> _Aim_
Convert each line of the items below into a numbered list, omitting any blank lines.
** START Data provided **
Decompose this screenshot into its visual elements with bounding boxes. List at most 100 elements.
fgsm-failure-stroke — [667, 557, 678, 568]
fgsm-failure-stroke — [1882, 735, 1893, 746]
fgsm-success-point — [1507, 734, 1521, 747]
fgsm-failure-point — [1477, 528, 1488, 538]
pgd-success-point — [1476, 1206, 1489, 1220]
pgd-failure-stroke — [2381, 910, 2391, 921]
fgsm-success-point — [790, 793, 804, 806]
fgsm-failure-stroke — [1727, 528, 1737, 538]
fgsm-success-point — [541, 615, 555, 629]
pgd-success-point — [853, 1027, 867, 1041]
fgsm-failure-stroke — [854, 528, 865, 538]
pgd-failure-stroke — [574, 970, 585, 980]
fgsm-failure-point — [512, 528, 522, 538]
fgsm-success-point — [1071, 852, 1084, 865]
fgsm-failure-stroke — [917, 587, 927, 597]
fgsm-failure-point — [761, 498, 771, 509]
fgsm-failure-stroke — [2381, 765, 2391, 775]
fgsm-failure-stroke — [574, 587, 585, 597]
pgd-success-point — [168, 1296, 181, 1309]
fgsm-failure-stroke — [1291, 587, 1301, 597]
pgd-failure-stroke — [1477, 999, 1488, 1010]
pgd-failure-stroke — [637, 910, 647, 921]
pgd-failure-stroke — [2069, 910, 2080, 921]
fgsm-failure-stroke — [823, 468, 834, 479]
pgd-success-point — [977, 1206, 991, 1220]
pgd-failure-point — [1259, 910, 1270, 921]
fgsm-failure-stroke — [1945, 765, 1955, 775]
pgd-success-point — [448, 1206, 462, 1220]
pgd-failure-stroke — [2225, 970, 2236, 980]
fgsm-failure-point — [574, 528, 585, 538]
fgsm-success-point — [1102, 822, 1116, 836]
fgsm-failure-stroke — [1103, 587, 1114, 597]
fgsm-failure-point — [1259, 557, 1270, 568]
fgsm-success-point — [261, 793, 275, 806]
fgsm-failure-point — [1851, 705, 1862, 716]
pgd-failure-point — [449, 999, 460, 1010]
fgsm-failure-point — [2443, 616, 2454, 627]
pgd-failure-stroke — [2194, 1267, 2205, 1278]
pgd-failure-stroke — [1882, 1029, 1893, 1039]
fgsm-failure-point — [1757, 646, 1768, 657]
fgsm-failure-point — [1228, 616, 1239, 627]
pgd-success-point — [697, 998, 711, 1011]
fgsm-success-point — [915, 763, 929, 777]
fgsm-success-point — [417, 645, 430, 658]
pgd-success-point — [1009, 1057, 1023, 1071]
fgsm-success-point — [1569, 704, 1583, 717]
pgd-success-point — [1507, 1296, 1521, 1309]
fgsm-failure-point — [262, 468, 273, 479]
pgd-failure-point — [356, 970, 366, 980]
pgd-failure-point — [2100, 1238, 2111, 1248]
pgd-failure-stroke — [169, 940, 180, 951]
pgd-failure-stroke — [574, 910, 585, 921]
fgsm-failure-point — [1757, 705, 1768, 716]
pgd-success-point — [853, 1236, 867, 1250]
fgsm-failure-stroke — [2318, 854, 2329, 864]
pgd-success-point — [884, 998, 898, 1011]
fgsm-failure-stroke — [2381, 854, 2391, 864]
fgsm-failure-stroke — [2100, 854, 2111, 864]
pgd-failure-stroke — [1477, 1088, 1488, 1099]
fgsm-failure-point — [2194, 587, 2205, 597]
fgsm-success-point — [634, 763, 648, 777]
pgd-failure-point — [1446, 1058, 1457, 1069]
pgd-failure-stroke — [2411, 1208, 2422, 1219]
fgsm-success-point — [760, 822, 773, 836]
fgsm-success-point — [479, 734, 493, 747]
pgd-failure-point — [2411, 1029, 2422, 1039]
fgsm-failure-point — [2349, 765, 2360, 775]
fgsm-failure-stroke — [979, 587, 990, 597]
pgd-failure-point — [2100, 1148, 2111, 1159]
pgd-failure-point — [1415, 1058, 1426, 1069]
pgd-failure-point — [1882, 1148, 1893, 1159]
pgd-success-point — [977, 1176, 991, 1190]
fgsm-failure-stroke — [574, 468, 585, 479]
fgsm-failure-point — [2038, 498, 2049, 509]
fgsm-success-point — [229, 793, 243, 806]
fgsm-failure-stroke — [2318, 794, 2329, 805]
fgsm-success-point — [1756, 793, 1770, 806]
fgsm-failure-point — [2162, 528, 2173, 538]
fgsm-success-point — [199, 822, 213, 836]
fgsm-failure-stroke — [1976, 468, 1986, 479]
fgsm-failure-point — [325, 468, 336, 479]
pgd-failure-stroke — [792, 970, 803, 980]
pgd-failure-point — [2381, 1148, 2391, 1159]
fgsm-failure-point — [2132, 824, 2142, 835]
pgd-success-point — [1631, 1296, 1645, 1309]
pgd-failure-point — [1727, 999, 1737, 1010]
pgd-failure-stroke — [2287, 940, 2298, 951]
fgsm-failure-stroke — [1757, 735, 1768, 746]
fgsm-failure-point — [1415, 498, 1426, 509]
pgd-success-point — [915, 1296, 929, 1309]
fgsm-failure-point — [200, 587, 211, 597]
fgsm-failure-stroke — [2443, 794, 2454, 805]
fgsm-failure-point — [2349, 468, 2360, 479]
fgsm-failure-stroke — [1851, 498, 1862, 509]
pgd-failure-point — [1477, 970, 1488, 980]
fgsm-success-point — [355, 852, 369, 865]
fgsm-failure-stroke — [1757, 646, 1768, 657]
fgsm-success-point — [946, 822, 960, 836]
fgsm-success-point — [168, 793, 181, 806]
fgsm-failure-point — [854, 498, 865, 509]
** END Data provided **
> _Output_
1. Decompose this screenshot into its visual elements with bounding boxes. List at most 100 elements.
2. fgsm-failure-stroke — [667, 557, 678, 568]
3. fgsm-failure-stroke — [1882, 735, 1893, 746]
4. fgsm-success-point — [1507, 734, 1521, 747]
5. fgsm-failure-point — [1477, 528, 1488, 538]
6. pgd-success-point — [1476, 1206, 1489, 1220]
7. pgd-failure-stroke — [2381, 910, 2391, 921]
8. fgsm-success-point — [790, 793, 804, 806]
9. fgsm-failure-stroke — [1727, 528, 1737, 538]
10. fgsm-success-point — [541, 615, 555, 629]
11. pgd-success-point — [853, 1027, 867, 1041]
12. fgsm-failure-stroke — [854, 528, 865, 538]
13. pgd-failure-stroke — [574, 970, 585, 980]
14. fgsm-failure-point — [512, 528, 522, 538]
15. fgsm-success-point — [1071, 852, 1084, 865]
16. fgsm-failure-stroke — [917, 587, 927, 597]
17. fgsm-failure-point — [761, 498, 771, 509]
18. fgsm-failure-stroke — [2381, 765, 2391, 775]
19. fgsm-failure-stroke — [574, 587, 585, 597]
20. pgd-success-point — [168, 1296, 181, 1309]
21. fgsm-failure-stroke — [1291, 587, 1301, 597]
22. pgd-failure-stroke — [1477, 999, 1488, 1010]
23. pgd-failure-stroke — [637, 910, 647, 921]
24. pgd-failure-stroke — [2069, 910, 2080, 921]
25. fgsm-failure-stroke — [823, 468, 834, 479]
26. pgd-success-point — [977, 1206, 991, 1220]
27. pgd-failure-point — [1259, 910, 1270, 921]
28. fgsm-failure-stroke — [1945, 765, 1955, 775]
29. pgd-success-point — [448, 1206, 462, 1220]
30. pgd-failure-stroke — [2225, 970, 2236, 980]
31. fgsm-failure-point — [574, 528, 585, 538]
32. fgsm-success-point — [1102, 822, 1116, 836]
33. fgsm-failure-stroke — [1103, 587, 1114, 597]
34. fgsm-failure-point — [1259, 557, 1270, 568]
35. fgsm-success-point — [261, 793, 275, 806]
36. fgsm-failure-point — [1851, 705, 1862, 716]
37. pgd-failure-point — [449, 999, 460, 1010]
38. fgsm-failure-point — [2443, 616, 2454, 627]
39. pgd-failure-stroke — [2194, 1267, 2205, 1278]
40. pgd-failure-stroke — [1882, 1029, 1893, 1039]
41. fgsm-failure-point — [1757, 646, 1768, 657]
42. fgsm-failure-point — [1228, 616, 1239, 627]
43. pgd-success-point — [697, 998, 711, 1011]
44. fgsm-success-point — [915, 763, 929, 777]
45. fgsm-success-point — [417, 645, 430, 658]
46. pgd-success-point — [1009, 1057, 1023, 1071]
47. fgsm-success-point — [1569, 704, 1583, 717]
48. pgd-success-point — [1507, 1296, 1521, 1309]
49. fgsm-failure-point — [262, 468, 273, 479]
50. pgd-failure-point — [356, 970, 366, 980]
51. pgd-failure-point — [2100, 1238, 2111, 1248]
52. pgd-failure-stroke — [169, 940, 180, 951]
53. pgd-failure-stroke — [574, 910, 585, 921]
54. fgsm-failure-point — [1757, 705, 1768, 716]
55. pgd-success-point — [853, 1236, 867, 1250]
56. fgsm-failure-stroke — [2318, 854, 2329, 864]
57. pgd-success-point — [884, 998, 898, 1011]
58. fgsm-failure-stroke — [2381, 854, 2391, 864]
59. fgsm-failure-stroke — [2100, 854, 2111, 864]
60. pgd-failure-stroke — [1477, 1088, 1488, 1099]
61. fgsm-failure-point — [2194, 587, 2205, 597]
62. fgsm-success-point — [634, 763, 648, 777]
63. pgd-failure-point — [1446, 1058, 1457, 1069]
64. pgd-failure-stroke — [2411, 1208, 2422, 1219]
65. fgsm-success-point — [760, 822, 773, 836]
66. fgsm-success-point — [479, 734, 493, 747]
67. pgd-failure-point — [2411, 1029, 2422, 1039]
68. fgsm-failure-point — [2349, 765, 2360, 775]
69. fgsm-failure-stroke — [979, 587, 990, 597]
70. pgd-failure-point — [2100, 1148, 2111, 1159]
71. pgd-failure-point — [1415, 1058, 1426, 1069]
72. pgd-failure-point — [1882, 1148, 1893, 1159]
73. pgd-success-point — [977, 1176, 991, 1190]
74. fgsm-failure-stroke — [574, 468, 585, 479]
75. fgsm-failure-point — [2038, 498, 2049, 509]
76. fgsm-success-point — [229, 793, 243, 806]
77. fgsm-failure-stroke — [2318, 794, 2329, 805]
78. fgsm-success-point — [1756, 793, 1770, 806]
79. fgsm-failure-point — [2162, 528, 2173, 538]
80. fgsm-success-point — [199, 822, 213, 836]
81. fgsm-failure-stroke — [1976, 468, 1986, 479]
82. fgsm-failure-point — [325, 468, 336, 479]
83. pgd-failure-stroke — [792, 970, 803, 980]
84. pgd-failure-point — [2381, 1148, 2391, 1159]
85. fgsm-failure-point — [2132, 824, 2142, 835]
86. pgd-success-point — [1631, 1296, 1645, 1309]
87. pgd-failure-point — [1727, 999, 1737, 1010]
88. pgd-failure-stroke — [2287, 940, 2298, 951]
89. fgsm-failure-stroke — [1757, 735, 1768, 746]
90. fgsm-failure-point — [1415, 498, 1426, 509]
91. pgd-success-point — [915, 1296, 929, 1309]
92. fgsm-failure-point — [200, 587, 211, 597]
93. fgsm-failure-stroke — [2443, 794, 2454, 805]
94. fgsm-failure-point — [2349, 468, 2360, 479]
95. fgsm-failure-stroke — [1851, 498, 1862, 509]
96. pgd-failure-point — [1477, 970, 1488, 980]
97. fgsm-success-point — [355, 852, 369, 865]
98. fgsm-failure-stroke — [1757, 646, 1768, 657]
99. fgsm-success-point — [946, 822, 960, 836]
100. fgsm-success-point — [168, 793, 181, 806]
101. fgsm-failure-point — [854, 498, 865, 509]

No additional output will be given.